Exercise prompt: Print exactly the lines from the one containing "Serialize everything readable" through the last line of the listing, both included.

□ □ □ □ □ □ □

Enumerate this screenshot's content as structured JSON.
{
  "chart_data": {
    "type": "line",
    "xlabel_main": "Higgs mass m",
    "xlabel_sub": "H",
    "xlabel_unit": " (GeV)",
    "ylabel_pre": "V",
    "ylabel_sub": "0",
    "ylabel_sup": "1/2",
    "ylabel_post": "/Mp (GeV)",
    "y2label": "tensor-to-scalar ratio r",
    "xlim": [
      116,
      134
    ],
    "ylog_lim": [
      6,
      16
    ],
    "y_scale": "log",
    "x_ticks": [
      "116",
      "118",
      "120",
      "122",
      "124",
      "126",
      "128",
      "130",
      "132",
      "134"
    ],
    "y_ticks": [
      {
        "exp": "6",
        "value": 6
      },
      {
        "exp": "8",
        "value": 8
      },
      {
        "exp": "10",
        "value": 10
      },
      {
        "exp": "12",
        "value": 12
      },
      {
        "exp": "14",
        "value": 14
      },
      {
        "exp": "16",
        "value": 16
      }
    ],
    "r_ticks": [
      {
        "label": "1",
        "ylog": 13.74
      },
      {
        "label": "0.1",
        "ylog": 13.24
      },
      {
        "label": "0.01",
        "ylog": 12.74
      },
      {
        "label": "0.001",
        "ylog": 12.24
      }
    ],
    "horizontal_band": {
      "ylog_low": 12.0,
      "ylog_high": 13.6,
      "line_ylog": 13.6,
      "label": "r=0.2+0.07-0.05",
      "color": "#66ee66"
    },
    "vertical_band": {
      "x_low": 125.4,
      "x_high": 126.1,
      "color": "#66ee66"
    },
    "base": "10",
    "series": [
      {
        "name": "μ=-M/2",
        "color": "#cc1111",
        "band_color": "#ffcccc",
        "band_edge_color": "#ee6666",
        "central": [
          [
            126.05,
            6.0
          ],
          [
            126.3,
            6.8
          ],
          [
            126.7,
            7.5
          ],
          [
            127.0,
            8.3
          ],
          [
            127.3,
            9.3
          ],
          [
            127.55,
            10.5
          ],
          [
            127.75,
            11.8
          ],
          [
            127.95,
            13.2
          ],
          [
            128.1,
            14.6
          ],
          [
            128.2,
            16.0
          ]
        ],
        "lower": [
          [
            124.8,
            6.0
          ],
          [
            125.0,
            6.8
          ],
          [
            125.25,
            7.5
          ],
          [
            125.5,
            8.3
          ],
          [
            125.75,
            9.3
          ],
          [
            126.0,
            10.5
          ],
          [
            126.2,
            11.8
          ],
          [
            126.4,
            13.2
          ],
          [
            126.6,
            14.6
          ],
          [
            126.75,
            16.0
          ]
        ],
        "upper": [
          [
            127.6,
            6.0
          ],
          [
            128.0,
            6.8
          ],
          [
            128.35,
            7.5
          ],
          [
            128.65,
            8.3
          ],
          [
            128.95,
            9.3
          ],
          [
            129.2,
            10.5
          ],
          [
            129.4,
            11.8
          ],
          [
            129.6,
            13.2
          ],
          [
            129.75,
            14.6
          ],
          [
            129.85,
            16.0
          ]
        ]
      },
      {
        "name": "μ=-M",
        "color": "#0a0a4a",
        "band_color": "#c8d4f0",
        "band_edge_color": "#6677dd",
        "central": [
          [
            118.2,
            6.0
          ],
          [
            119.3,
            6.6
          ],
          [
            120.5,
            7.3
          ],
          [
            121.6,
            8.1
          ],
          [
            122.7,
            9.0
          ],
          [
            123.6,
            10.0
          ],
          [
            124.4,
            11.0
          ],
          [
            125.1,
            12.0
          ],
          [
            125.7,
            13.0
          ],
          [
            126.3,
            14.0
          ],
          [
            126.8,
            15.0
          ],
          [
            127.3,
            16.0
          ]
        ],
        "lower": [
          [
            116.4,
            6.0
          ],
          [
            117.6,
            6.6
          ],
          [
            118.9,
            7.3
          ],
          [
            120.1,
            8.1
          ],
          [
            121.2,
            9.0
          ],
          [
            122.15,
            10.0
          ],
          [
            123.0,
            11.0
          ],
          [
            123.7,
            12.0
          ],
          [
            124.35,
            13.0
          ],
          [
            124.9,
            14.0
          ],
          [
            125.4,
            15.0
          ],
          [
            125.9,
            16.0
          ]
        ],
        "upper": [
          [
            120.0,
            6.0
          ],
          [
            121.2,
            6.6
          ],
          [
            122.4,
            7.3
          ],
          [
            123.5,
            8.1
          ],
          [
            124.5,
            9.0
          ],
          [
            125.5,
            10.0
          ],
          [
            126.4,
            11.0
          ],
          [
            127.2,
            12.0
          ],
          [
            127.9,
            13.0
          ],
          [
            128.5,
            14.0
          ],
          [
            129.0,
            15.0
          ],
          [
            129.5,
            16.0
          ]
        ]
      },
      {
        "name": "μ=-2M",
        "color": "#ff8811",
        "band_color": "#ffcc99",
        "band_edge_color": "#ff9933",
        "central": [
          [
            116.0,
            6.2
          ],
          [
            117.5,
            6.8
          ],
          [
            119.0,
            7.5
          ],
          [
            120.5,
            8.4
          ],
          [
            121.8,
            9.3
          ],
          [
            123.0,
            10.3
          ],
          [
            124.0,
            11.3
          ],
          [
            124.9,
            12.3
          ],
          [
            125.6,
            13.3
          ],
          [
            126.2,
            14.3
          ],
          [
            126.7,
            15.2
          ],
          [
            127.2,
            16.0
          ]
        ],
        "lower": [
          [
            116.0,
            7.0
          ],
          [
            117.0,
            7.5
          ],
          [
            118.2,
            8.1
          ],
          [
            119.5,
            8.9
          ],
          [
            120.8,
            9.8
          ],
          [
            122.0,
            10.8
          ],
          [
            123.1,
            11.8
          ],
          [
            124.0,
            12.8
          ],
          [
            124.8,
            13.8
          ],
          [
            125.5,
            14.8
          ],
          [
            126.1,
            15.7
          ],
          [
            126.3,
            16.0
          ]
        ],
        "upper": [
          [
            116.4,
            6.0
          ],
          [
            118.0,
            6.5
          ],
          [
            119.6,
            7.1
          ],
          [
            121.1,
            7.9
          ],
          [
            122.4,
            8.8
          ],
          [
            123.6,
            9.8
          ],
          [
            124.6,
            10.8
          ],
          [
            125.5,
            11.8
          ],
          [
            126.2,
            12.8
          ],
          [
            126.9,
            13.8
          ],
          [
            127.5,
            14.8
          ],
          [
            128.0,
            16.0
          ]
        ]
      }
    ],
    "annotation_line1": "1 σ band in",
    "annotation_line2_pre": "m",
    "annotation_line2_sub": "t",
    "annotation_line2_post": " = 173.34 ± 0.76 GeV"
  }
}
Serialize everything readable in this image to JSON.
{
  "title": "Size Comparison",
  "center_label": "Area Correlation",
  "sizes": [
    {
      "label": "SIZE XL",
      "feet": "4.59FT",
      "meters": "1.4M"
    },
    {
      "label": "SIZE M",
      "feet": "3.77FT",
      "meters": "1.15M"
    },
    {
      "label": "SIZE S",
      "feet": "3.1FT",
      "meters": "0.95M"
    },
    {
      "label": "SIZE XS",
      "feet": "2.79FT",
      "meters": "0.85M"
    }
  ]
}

□ □ □ □ □ □ □

Finished task:
Serialize everything readable in this image to JSON.
{
  "title": "Size Comparison",
  "center_label": "Area Correlation",
  "sizes": [
    {
      "label": "SIZE XL",
      "feet": "4.59FT",
      "meters": "1.4M"
    },
    {
      "label": "SIZE M",
      "feet": "3.77FT",
      "meters": "1.15M"
    },
    {
      "label": "SIZE S",
      "feet": "3.1FT",
      "meters": "0.95M"
    },
    {
      "label": "SIZE XS",
      "feet": "2.79FT",
      "meters": "0.85M"
    }
  ]
}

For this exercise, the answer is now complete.